## WHAT YOU WILL DO
Please find the lines in the following records that hold "strängt", and copy them.

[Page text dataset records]
⟨

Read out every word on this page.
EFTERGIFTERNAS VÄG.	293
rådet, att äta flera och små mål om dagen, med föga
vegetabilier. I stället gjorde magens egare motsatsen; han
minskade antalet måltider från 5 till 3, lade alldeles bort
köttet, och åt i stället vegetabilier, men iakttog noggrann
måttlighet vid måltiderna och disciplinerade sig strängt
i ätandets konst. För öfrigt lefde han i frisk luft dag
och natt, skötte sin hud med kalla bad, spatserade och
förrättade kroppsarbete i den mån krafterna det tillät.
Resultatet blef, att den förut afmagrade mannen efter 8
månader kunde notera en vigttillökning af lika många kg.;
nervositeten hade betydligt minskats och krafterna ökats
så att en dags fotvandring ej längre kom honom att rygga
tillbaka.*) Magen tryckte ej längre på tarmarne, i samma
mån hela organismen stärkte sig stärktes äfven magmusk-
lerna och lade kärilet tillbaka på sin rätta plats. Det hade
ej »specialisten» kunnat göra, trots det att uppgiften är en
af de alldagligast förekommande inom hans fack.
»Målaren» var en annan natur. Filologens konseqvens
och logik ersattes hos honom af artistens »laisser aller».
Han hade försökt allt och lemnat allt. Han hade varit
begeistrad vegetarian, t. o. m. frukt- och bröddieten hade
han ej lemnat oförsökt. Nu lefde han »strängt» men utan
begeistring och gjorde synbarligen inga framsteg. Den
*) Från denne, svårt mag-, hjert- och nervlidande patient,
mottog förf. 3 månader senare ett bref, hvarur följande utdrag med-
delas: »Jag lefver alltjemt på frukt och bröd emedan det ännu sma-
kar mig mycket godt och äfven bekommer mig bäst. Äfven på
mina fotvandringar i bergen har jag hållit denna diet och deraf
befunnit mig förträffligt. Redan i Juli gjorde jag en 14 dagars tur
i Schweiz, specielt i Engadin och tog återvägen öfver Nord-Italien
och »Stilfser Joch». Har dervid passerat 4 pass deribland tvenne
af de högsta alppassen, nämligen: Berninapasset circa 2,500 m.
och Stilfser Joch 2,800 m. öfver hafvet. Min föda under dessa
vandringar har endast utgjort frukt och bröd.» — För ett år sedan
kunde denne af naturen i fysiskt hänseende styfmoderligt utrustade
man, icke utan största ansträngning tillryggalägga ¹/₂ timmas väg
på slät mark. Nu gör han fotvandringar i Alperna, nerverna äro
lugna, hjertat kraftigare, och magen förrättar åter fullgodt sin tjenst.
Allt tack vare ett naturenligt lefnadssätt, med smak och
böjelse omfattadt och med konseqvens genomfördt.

⟩

## RESPONSE TO THE EXERCISE
måttlighet vid måltiderna och disciplinerade sig strängt
han ej lemnat oförsökt. Nu lefde han »strängt» men utan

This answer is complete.